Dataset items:
# # # # #

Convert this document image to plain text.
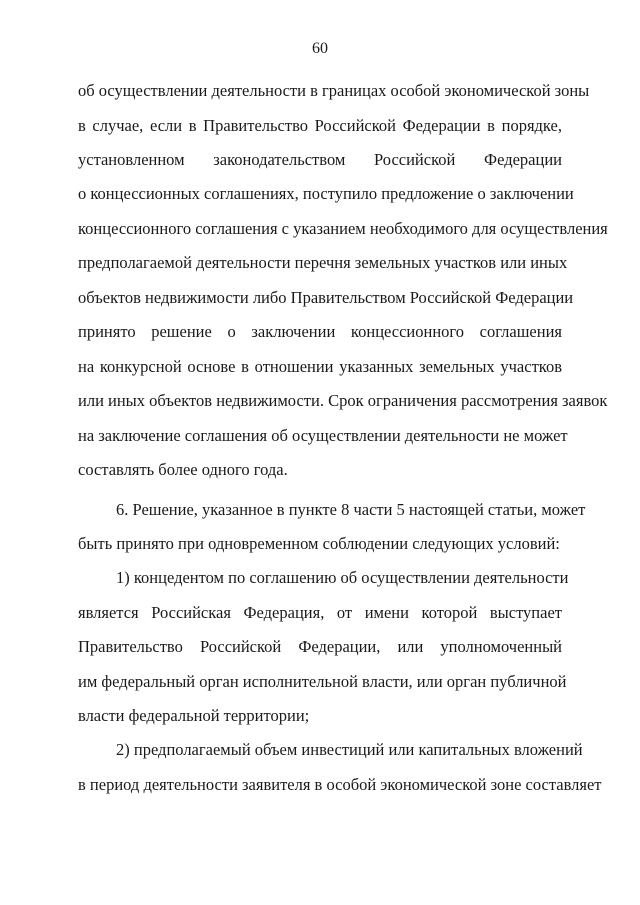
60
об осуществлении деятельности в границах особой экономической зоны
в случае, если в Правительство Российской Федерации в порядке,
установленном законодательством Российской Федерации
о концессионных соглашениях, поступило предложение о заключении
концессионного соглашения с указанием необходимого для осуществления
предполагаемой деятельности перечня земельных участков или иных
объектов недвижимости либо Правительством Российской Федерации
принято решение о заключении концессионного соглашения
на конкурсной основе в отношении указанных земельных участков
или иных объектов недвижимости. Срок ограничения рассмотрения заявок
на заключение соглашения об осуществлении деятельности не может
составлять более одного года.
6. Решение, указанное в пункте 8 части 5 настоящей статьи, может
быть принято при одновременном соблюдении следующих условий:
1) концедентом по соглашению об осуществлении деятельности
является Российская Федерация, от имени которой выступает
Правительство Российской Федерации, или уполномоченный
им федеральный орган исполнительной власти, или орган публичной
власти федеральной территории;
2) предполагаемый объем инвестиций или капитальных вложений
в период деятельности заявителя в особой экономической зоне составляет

# # # # #

> **What you will do**
Transcribe all the records above word for word, without their images.

> **The answer**
Convert this document image to plain text.
60
об осуществлении деятельности в границах особой экономической зоны
в случае, если в Правительство Российской Федерации в порядке,
установленном законодательством Российской Федерации
о концессионных соглашениях, поступило предложение о заключении
концессионного соглашения с указанием необходимого для осуществления
предполагаемой деятельности перечня земельных участков или иных
объектов недвижимости либо Правительством Российской Федерации
принято решение о заключении концессионного соглашения
на конкурсной основе в отношении указанных земельных участков
или иных объектов недвижимости. Срок ограничения рассмотрения заявок
на заключение соглашения об осуществлении деятельности не может
составлять более одного года.
6. Решение, указанное в пункте 8 части 5 настоящей статьи, может
быть принято при одновременном соблюдении следующих условий:
1) концедентом по соглашению об осуществлении деятельности
является Российская Федерация, от имени которой выступает
Правительство Российской Федерации, или уполномоченный
им федеральный орган исполнительной власти, или орган публичной
власти федеральной территории;
2) предполагаемый объем инвестиций или капитальных вложений
в период деятельности заявителя в особой экономической зоне составляет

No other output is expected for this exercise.